Your objective>
Rewrite the items below, changing every "code-token" to "syntax-token" and leaving everything else as it is.

───── Input ─────

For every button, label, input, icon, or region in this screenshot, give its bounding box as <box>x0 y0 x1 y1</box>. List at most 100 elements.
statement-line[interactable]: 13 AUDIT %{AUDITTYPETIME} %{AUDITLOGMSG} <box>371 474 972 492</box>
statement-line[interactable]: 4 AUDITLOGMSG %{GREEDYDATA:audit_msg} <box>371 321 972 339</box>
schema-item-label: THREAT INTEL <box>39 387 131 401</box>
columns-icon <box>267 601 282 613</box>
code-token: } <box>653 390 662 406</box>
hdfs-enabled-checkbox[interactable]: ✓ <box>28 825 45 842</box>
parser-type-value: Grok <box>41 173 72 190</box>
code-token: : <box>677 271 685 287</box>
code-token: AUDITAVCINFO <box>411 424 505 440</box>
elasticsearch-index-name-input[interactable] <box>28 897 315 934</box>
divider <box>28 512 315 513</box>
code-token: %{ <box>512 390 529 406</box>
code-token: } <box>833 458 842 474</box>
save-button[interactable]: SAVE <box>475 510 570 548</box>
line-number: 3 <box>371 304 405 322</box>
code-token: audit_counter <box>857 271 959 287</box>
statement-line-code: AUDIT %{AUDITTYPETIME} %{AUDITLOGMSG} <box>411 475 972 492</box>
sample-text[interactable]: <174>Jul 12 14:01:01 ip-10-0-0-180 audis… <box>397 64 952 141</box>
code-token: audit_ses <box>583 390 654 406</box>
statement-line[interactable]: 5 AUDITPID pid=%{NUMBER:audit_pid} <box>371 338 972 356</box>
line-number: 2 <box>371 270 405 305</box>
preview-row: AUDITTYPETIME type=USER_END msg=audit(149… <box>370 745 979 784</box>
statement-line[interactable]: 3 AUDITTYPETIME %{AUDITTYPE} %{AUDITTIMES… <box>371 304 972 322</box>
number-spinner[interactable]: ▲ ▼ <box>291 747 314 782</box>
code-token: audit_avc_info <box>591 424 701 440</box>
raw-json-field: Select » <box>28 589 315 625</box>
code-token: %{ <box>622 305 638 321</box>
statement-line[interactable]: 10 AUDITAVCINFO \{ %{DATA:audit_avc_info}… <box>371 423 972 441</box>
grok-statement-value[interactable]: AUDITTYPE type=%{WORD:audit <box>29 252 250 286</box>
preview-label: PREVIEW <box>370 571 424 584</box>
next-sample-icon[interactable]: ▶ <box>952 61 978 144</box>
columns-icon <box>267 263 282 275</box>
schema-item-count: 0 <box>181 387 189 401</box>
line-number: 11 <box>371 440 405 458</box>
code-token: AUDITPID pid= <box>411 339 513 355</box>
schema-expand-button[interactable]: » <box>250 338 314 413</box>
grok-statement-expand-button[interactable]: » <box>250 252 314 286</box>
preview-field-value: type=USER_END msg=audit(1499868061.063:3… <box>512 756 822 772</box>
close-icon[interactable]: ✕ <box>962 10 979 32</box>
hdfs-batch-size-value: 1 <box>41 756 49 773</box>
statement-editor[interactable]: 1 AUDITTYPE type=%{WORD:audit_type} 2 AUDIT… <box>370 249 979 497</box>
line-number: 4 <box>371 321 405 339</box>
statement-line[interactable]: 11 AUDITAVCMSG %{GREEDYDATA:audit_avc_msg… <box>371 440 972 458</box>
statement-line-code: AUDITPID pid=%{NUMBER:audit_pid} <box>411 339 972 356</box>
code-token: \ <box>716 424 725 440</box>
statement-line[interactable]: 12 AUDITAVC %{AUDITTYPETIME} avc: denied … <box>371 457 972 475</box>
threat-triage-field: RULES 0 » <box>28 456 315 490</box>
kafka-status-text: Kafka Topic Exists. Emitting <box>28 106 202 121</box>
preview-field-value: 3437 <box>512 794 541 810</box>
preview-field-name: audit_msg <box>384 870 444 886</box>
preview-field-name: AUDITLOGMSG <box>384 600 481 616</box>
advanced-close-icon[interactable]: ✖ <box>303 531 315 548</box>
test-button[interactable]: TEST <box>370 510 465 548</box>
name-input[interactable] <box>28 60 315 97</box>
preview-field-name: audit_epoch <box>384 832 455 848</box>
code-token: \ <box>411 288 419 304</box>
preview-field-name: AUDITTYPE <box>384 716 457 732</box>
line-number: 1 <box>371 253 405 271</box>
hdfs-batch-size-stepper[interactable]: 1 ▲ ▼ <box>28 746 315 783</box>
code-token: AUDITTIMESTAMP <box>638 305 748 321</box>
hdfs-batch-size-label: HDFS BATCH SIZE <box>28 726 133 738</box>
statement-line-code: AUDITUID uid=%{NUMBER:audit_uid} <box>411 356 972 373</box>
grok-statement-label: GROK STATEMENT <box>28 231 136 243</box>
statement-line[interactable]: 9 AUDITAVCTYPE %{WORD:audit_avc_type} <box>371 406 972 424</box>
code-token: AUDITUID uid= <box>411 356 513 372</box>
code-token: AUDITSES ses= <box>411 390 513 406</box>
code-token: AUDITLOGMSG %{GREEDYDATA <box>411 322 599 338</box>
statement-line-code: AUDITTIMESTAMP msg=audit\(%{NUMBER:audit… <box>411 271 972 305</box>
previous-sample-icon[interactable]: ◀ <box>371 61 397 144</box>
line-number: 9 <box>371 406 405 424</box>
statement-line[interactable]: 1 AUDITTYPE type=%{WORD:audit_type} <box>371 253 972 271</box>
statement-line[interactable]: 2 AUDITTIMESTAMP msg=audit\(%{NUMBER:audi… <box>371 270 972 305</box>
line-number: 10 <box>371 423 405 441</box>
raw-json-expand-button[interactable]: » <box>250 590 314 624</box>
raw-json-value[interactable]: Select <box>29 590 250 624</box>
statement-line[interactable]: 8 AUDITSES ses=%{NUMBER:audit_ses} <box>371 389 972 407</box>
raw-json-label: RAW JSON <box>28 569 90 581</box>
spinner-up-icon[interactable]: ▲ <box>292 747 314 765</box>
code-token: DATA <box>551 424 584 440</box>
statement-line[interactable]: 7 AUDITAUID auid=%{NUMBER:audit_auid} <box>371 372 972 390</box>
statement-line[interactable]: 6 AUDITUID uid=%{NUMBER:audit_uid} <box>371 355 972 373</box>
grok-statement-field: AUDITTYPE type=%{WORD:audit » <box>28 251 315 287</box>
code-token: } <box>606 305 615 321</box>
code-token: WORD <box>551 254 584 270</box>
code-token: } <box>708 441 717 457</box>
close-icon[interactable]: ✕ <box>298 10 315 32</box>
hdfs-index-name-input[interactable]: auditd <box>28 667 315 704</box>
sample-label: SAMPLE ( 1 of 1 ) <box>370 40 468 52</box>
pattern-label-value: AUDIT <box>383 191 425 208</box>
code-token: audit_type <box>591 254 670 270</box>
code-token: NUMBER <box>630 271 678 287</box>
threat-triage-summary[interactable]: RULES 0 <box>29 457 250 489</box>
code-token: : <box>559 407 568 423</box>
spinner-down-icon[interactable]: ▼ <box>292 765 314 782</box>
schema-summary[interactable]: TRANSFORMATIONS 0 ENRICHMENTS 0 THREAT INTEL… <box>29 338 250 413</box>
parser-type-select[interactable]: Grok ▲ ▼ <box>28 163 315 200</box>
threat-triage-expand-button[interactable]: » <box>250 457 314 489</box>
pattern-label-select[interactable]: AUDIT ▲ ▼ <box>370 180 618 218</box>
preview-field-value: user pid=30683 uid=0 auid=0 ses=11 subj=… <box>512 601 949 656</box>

─────

Output below>
For every button, label, input, icon, or region in this screenshot, give its bounding box as <box>x0 y0 x1 y1</box>. List at most 100 elements.
statement-line[interactable]: 13 AUDIT %{AUDITTYPETIME} %{AUDITLOGMSG} <box>371 474 972 492</box>
statement-line[interactable]: 4 AUDITLOGMSG %{GREEDYDATA:audit_msg} <box>371 321 972 339</box>
schema-item-label: THREAT INTEL <box>39 387 131 401</box>
columns-icon <box>267 601 282 613</box>
syntax-token: } <box>653 390 662 406</box>
hdfs-enabled-checkbox[interactable]: ✓ <box>28 825 45 842</box>
parser-type-value: Grok <box>41 173 72 190</box>
syntax-token: : <box>677 271 685 287</box>
syntax-token: AUDITAVCINFO <box>411 424 505 440</box>
elasticsearch-index-name-input[interactable] <box>28 897 315 934</box>
divider <box>28 512 315 513</box>
syntax-token: %{ <box>512 390 529 406</box>
syntax-token: } <box>833 458 842 474</box>
save-button[interactable]: SAVE <box>475 510 570 548</box>
line-number: 3 <box>371 304 405 322</box>
syntax-token: audit_counter <box>857 271 959 287</box>
statement-line-code: AUDIT %{AUDITTYPETIME} %{AUDITLOGMSG} <box>411 475 972 492</box>
sample-text[interactable]: <174>Jul 12 14:01:01 ip-10-0-0-180 audis… <box>397 64 952 141</box>
syntax-token: audit_ses <box>583 390 654 406</box>
statement-line[interactable]: 5 AUDITPID pid=%{NUMBER:audit_pid} <box>371 338 972 356</box>
line-number: 2 <box>371 270 405 305</box>
preview-row: AUDITTYPETIME type=USER_END msg=audit(149… <box>370 745 979 784</box>
statement-line[interactable]: 3 AUDITTYPETIME %{AUDITTYPE} %{AUDITTIMES… <box>371 304 972 322</box>
number-spinner[interactable]: ▲ ▼ <box>291 747 314 782</box>
syntax-token: audit_avc_info <box>591 424 701 440</box>
raw-json-field: Select » <box>28 589 315 625</box>
syntax-token: %{ <box>622 305 638 321</box>
statement-line[interactable]: 10 AUDITAVCINFO \{ %{DATA:audit_avc_info}… <box>371 423 972 441</box>
grok-statement-value[interactable]: AUDITTYPE type=%{WORD:audit <box>29 252 250 286</box>
preview-label: PREVIEW <box>370 571 424 584</box>
next-sample-icon[interactable]: ▶ <box>952 61 978 144</box>
columns-icon <box>267 263 282 275</box>
schema-item-count: 0 <box>181 387 189 401</box>
line-number: 11 <box>371 440 405 458</box>
syntax-token: AUDITPID pid= <box>411 339 513 355</box>
schema-expand-button[interactable]: » <box>250 338 314 413</box>
grok-statement-expand-button[interactable]: » <box>250 252 314 286</box>
preview-field-value: type=USER_END msg=audit(1499868061.063:3… <box>512 756 822 772</box>
close-icon[interactable]: ✕ <box>962 10 979 32</box>
hdfs-batch-size-value: 1 <box>41 756 49 773</box>
statement-editor[interactable]: 1 AUDITTYPE type=%{WORD:audit_type} 2 AUDIT… <box>370 249 979 497</box>
line-number: 4 <box>371 321 405 339</box>
statement-line[interactable]: 11 AUDITAVCMSG %{GREEDYDATA:audit_avc_msg… <box>371 440 972 458</box>
statement-line-code: AUDITPID pid=%{NUMBER:audit_pid} <box>411 339 972 356</box>
syntax-token: \ <box>716 424 725 440</box>
statement-line[interactable]: 12 AUDITAVC %{AUDITTYPETIME} avc: denied … <box>371 457 972 475</box>
threat-triage-field: RULES 0 » <box>28 456 315 490</box>
kafka-status-text: Kafka Topic Exists. Emitting <box>28 106 202 121</box>
preview-field-value: 3437 <box>512 794 541 810</box>
preview-field-name: audit_msg <box>384 870 444 886</box>
preview-field-name: AUDITLOGMSG <box>384 600 481 616</box>
advanced-close-icon[interactable]: ✖ <box>303 531 315 548</box>
test-button[interactable]: TEST <box>370 510 465 548</box>
name-input[interactable] <box>28 60 315 97</box>
preview-field-name: audit_epoch <box>384 832 455 848</box>
syntax-token: \ <box>411 288 419 304</box>
preview-field-name: AUDITTYPE <box>384 716 457 732</box>
line-number: 1 <box>371 253 405 271</box>
hdfs-batch-size-stepper[interactable]: 1 ▲ ▼ <box>28 746 315 783</box>
syntax-token: AUDITTIMESTAMP <box>638 305 748 321</box>
hdfs-batch-size-label: HDFS BATCH SIZE <box>28 726 133 738</box>
statement-line-code: AUDITUID uid=%{NUMBER:audit_uid} <box>411 356 972 373</box>
grok-statement-label: GROK STATEMENT <box>28 231 136 243</box>
statement-line[interactable]: 9 AUDITAVCTYPE %{WORD:audit_avc_type} <box>371 406 972 424</box>
syntax-token: AUDITUID uid= <box>411 356 513 372</box>
syntax-token: AUDITSES ses= <box>411 390 513 406</box>
syntax-token: AUDITLOGMSG %{GREEDYDATA <box>411 322 599 338</box>
statement-line-code: AUDITTIMESTAMP msg=audit\(%{NUMBER:audit… <box>411 271 972 305</box>
previous-sample-icon[interactable]: ◀ <box>371 61 397 144</box>
line-number: 9 <box>371 406 405 424</box>
statement-line[interactable]: 1 AUDITTYPE type=%{WORD:audit_type} <box>371 253 972 271</box>
statement-line[interactable]: 2 AUDITTIMESTAMP msg=audit\(%{NUMBER:audi… <box>371 270 972 305</box>
line-number: 10 <box>371 423 405 441</box>
raw-json-expand-button[interactable]: » <box>250 590 314 624</box>
raw-json-value[interactable]: Select <box>29 590 250 624</box>
statement-line[interactable]: 8 AUDITSES ses=%{NUMBER:audit_ses} <box>371 389 972 407</box>
raw-json-label: RAW JSON <box>28 569 90 581</box>
spinner-up-icon[interactable]: ▲ <box>292 747 314 765</box>
syntax-token: DATA <box>551 424 584 440</box>
statement-line[interactable]: 7 AUDITAUID auid=%{NUMBER:audit_auid} <box>371 372 972 390</box>
statement-line[interactable]: 6 AUDITUID uid=%{NUMBER:audit_uid} <box>371 355 972 373</box>
grok-statement-field: AUDITTYPE type=%{WORD:audit » <box>28 251 315 287</box>
syntax-token: } <box>606 305 615 321</box>
syntax-token: WORD <box>551 254 584 270</box>
syntax-token: } <box>708 441 717 457</box>
close-icon[interactable]: ✕ <box>298 10 315 32</box>
hdfs-index-name-input[interactable]: auditd <box>28 667 315 704</box>
sample-label: SAMPLE ( 1 of 1 ) <box>370 40 468 52</box>
pattern-label-value: AUDIT <box>383 191 425 208</box>
syntax-token: audit_type <box>591 254 670 270</box>
syntax-token: NUMBER <box>630 271 678 287</box>
threat-triage-summary[interactable]: RULES 0 <box>29 457 250 489</box>
syntax-token: : <box>559 407 568 423</box>
spinner-down-icon[interactable]: ▼ <box>292 765 314 782</box>
schema-summary[interactable]: TRANSFORMATIONS 0 ENRICHMENTS 0 THREAT INTEL… <box>29 338 250 413</box>
parser-type-select[interactable]: Grok ▲ ▼ <box>28 163 315 200</box>
threat-triage-expand-button[interactable]: » <box>250 457 314 489</box>
pattern-label-select[interactable]: AUDIT ▲ ▼ <box>370 180 618 218</box>
preview-field-value: user pid=30683 uid=0 auid=0 ses=11 subj=… <box>512 601 949 656</box>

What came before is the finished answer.